The listing below should be printed exactly, every line of it. Skip the pictures.

:: PROVIDED DATA

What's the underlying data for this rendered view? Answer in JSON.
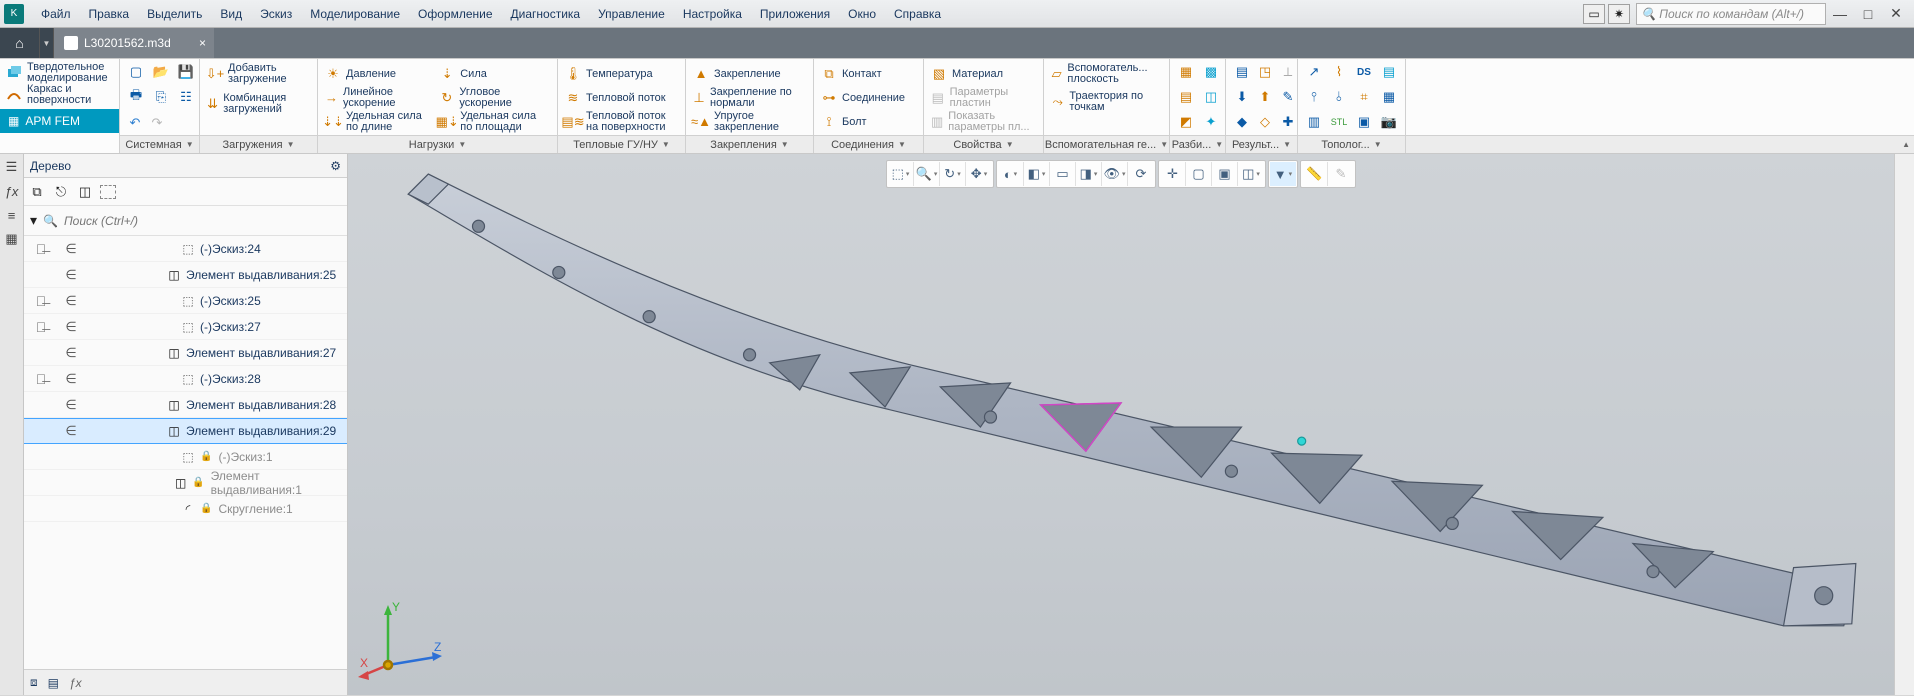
{
  "menu": {
    "items": [
      "Файл",
      "Правка",
      "Выделить",
      "Вид",
      "Эскиз",
      "Моделирование",
      "Оформление",
      "Диагностика",
      "Управление",
      "Настройка",
      "Приложения",
      "Окно",
      "Справка"
    ],
    "search_placeholder": "Поиск по командам (Alt+/)"
  },
  "tabs": {
    "document": "L30201562.m3d"
  },
  "modes": {
    "solid": "Твердотельное моделирование",
    "wire": "Каркас и поверхности",
    "apm": "APM FEM"
  },
  "ribbon": {
    "panels": {
      "system": "Системная",
      "loads_cases": "Загружения",
      "loads": "Нагрузки",
      "thermal": "Тепловые ГУ/НУ",
      "restraints": "Закрепления",
      "connections": "Соединения",
      "properties": "Свойства",
      "aux": "Вспомогательная ге...",
      "splits": "Разби...",
      "results": "Результ...",
      "topology": "Тополог..."
    },
    "loads_cases": {
      "add": "Добавить загружение",
      "combo": "Комбинация загружений"
    },
    "loads": {
      "pressure": "Давление",
      "lin_accel": "Линейное ускорение",
      "dist_len": "Удельная сила по длине",
      "force": "Сила",
      "ang_accel": "Угловое ускорение",
      "dist_area": "Удельная сила по площади"
    },
    "thermal": {
      "temp": "Температура",
      "flux": "Тепловой поток",
      "flux_surf": "Тепловой поток на поверхности"
    },
    "restraints": {
      "fix": "Закрепление",
      "fix_normal": "Закрепление по нормали",
      "elastic": "Упругое закрепление"
    },
    "connections": {
      "contact": "Контакт",
      "joint": "Соединение",
      "bolt": "Болт"
    },
    "properties": {
      "material": "Материал",
      "plate_params": "Параметры пластин",
      "show_params": "Показать параметры пл..."
    },
    "aux": {
      "aux_plane": "Вспомогатель... плоскость",
      "traj": "Траектория по точкам"
    }
  },
  "tree": {
    "title": "Дерево",
    "search_placeholder": "Поиск (Ctrl+/)",
    "items": [
      {
        "vis": "hidden",
        "inc": "in",
        "type": "sketch",
        "label": "(-)Эскиз:24",
        "indent": 2,
        "dim": false
      },
      {
        "vis": "",
        "inc": "in",
        "type": "extrude",
        "label": "Элемент выдавливания:25",
        "indent": 1,
        "dim": false
      },
      {
        "vis": "hidden",
        "inc": "in",
        "type": "sketch",
        "label": "(-)Эскиз:25",
        "indent": 2,
        "dim": false
      },
      {
        "vis": "hidden",
        "inc": "in",
        "type": "sketch",
        "label": "(-)Эскиз:27",
        "indent": 2,
        "dim": false
      },
      {
        "vis": "",
        "inc": "in",
        "type": "extrude",
        "label": "Элемент выдавливания:27",
        "indent": 1,
        "dim": false
      },
      {
        "vis": "hidden",
        "inc": "in",
        "type": "sketch",
        "label": "(-)Эскиз:28",
        "indent": 2,
        "dim": false
      },
      {
        "vis": "",
        "inc": "in",
        "type": "extrude",
        "label": "Элемент выдавливания:28",
        "indent": 1,
        "dim": false
      },
      {
        "vis": "",
        "inc": "in",
        "type": "extrude",
        "label": "Элемент выдавливания:29",
        "indent": 1,
        "dim": false,
        "sel": true
      },
      {
        "vis": "",
        "inc": "",
        "type": "sketch",
        "label": "(-)Эскиз:1",
        "indent": 2,
        "dim": true,
        "lock": true
      },
      {
        "vis": "",
        "inc": "",
        "type": "extrude",
        "label": "Элемент выдавливания:1",
        "indent": 2,
        "dim": true,
        "lock": true
      },
      {
        "vis": "",
        "inc": "",
        "type": "fillet",
        "label": "Скругление:1",
        "indent": 2,
        "dim": true,
        "lock": true
      }
    ]
  },
  "triad": {
    "x": "X",
    "y": "Y",
    "z": "Z"
  }
}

::::

• [FINISHED EXERCISE]
What's the underlying data for this rendered view? Answer in JSON.
{
  "menu": {
    "items": [
      "Файл",
      "Правка",
      "Выделить",
      "Вид",
      "Эскиз",
      "Моделирование",
      "Оформление",
      "Диагностика",
      "Управление",
      "Настройка",
      "Приложения",
      "Окно",
      "Справка"
    ],
    "search_placeholder": "Поиск по командам (Alt+/)"
  },
  "tabs": {
    "document": "L30201562.m3d"
  },
  "modes": {
    "solid": "Твердотельное моделирование",
    "wire": "Каркас и поверхности",
    "apm": "APM FEM"
  },
  "ribbon": {
    "panels": {
      "system": "Системная",
      "loads_cases": "Загружения",
      "loads": "Нагрузки",
      "thermal": "Тепловые ГУ/НУ",
      "restraints": "Закрепления",
      "connections": "Соединения",
      "properties": "Свойства",
      "aux": "Вспомогательная ге...",
      "splits": "Разби...",
      "results": "Результ...",
      "topology": "Тополог..."
    },
    "loads_cases": {
      "add": "Добавить загружение",
      "combo": "Комбинация загружений"
    },
    "loads": {
      "pressure": "Давление",
      "lin_accel": "Линейное ускорение",
      "dist_len": "Удельная сила по длине",
      "force": "Сила",
      "ang_accel": "Угловое ускорение",
      "dist_area": "Удельная сила по площади"
    },
    "thermal": {
      "temp": "Температура",
      "flux": "Тепловой поток",
      "flux_surf": "Тепловой поток на поверхности"
    },
    "restraints": {
      "fix": "Закрепление",
      "fix_normal": "Закрепление по нормали",
      "elastic": "Упругое закрепление"
    },
    "connections": {
      "contact": "Контакт",
      "joint": "Соединение",
      "bolt": "Болт"
    },
    "properties": {
      "material": "Материал",
      "plate_params": "Параметры пластин",
      "show_params": "Показать параметры пл..."
    },
    "aux": {
      "aux_plane": "Вспомогатель... плоскость",
      "traj": "Траектория по точкам"
    }
  },
  "tree": {
    "title": "Дерево",
    "search_placeholder": "Поиск (Ctrl+/)",
    "items": [
      {
        "vis": "hidden",
        "inc": "in",
        "type": "sketch",
        "label": "(-)Эскиз:24",
        "indent": 2,
        "dim": false
      },
      {
        "vis": "",
        "inc": "in",
        "type": "extrude",
        "label": "Элемент выдавливания:25",
        "indent": 1,
        "dim": false
      },
      {
        "vis": "hidden",
        "inc": "in",
        "type": "sketch",
        "label": "(-)Эскиз:25",
        "indent": 2,
        "dim": false
      },
      {
        "vis": "hidden",
        "inc": "in",
        "type": "sketch",
        "label": "(-)Эскиз:27",
        "indent": 2,
        "dim": false
      },
      {
        "vis": "",
        "inc": "in",
        "type": "extrude",
        "label": "Элемент выдавливания:27",
        "indent": 1,
        "dim": false
      },
      {
        "vis": "hidden",
        "inc": "in",
        "type": "sketch",
        "label": "(-)Эскиз:28",
        "indent": 2,
        "dim": false
      },
      {
        "vis": "",
        "inc": "in",
        "type": "extrude",
        "label": "Элемент выдавливания:28",
        "indent": 1,
        "dim": false
      },
      {
        "vis": "",
        "inc": "in",
        "type": "extrude",
        "label": "Элемент выдавливания:29",
        "indent": 1,
        "dim": false,
        "sel": true
      },
      {
        "vis": "",
        "inc": "",
        "type": "sketch",
        "label": "(-)Эскиз:1",
        "indent": 2,
        "dim": true,
        "lock": true
      },
      {
        "vis": "",
        "inc": "",
        "type": "extrude",
        "label": "Элемент выдавливания:1",
        "indent": 2,
        "dim": true,
        "lock": true
      },
      {
        "vis": "",
        "inc": "",
        "type": "fillet",
        "label": "Скругление:1",
        "indent": 2,
        "dim": true,
        "lock": true
      }
    ]
  },
  "triad": {
    "x": "X",
    "y": "Y",
    "z": "Z"
  }
}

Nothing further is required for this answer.